▸ Material for the task
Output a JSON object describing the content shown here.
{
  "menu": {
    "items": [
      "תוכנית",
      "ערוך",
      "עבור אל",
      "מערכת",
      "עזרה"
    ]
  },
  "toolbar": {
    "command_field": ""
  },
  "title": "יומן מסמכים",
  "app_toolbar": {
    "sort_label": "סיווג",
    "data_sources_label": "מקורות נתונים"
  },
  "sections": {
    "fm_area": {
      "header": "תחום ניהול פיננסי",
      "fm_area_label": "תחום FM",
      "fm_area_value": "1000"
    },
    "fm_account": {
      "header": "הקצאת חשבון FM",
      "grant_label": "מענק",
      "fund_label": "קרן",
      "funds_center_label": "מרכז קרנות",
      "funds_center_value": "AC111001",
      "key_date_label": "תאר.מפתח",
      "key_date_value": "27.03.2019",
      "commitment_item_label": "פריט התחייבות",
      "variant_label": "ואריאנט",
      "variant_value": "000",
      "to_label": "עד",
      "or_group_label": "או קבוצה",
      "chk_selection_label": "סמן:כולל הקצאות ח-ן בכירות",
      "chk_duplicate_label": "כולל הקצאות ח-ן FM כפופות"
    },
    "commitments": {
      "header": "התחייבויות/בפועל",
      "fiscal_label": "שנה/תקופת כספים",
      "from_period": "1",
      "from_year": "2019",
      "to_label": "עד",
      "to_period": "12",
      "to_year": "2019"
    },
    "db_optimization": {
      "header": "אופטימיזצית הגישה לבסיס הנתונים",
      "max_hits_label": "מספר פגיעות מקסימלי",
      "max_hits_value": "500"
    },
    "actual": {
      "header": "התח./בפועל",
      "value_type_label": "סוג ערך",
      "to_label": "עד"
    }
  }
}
==
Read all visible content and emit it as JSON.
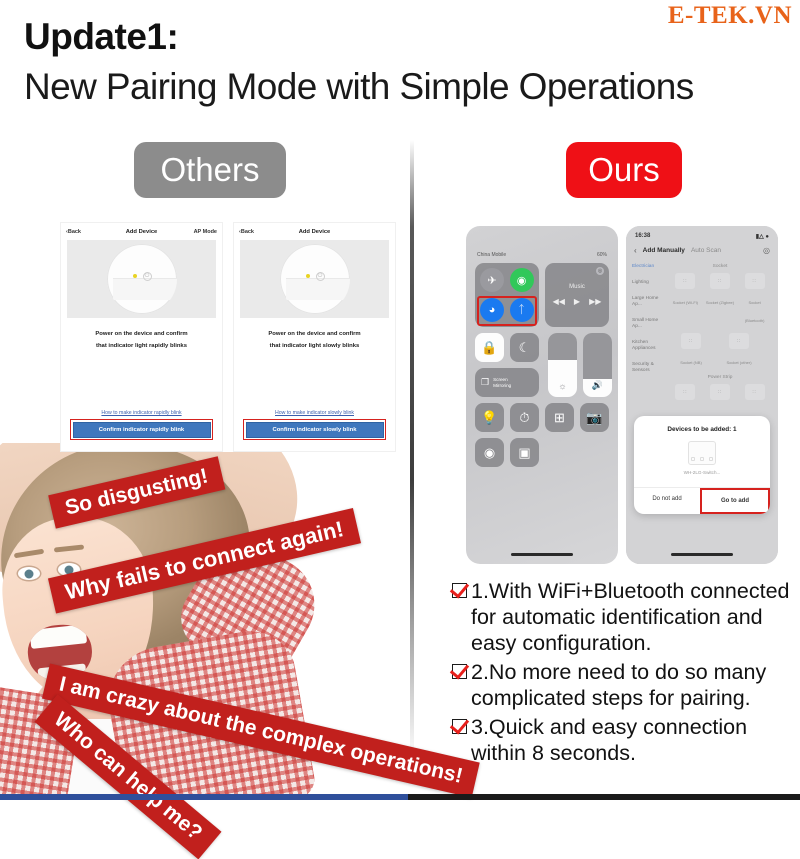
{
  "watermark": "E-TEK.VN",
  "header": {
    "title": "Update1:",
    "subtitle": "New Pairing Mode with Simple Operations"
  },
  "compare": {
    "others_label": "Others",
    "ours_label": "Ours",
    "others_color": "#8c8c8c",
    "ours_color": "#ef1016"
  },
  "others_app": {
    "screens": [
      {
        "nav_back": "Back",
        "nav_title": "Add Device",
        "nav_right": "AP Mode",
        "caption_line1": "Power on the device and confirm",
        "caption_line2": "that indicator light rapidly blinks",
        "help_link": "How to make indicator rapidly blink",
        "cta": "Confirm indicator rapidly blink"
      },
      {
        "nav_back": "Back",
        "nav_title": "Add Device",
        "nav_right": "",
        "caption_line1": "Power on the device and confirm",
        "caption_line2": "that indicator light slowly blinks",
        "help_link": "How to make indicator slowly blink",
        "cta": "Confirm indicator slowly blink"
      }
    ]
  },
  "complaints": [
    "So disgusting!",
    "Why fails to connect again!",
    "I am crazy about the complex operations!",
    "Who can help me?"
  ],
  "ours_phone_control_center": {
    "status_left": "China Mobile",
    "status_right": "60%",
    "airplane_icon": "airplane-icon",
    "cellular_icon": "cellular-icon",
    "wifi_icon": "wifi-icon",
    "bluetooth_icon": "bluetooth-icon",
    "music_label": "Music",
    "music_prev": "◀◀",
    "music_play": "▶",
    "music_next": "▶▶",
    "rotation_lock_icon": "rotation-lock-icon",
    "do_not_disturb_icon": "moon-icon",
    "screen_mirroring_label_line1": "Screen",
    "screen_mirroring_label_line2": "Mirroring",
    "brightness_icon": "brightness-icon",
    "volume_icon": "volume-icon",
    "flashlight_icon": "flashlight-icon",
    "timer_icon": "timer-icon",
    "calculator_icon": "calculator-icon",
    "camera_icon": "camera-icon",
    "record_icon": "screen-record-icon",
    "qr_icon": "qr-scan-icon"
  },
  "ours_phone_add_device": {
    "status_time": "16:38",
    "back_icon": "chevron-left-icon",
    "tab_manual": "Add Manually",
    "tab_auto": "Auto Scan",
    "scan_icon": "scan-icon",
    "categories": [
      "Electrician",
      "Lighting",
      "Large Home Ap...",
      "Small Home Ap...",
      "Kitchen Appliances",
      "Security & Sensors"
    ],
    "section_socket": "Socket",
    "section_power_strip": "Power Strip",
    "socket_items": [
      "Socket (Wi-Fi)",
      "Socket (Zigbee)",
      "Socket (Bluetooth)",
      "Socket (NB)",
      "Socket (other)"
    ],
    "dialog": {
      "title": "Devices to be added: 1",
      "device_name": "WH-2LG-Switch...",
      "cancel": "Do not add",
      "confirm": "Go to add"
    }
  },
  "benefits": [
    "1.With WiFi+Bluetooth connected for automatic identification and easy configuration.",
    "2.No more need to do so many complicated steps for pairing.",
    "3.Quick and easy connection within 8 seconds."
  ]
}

▸ Your objective
Look through the entries and work out how many lines have the word "content" in them; reply with that number only.

▸ Solved exercise
2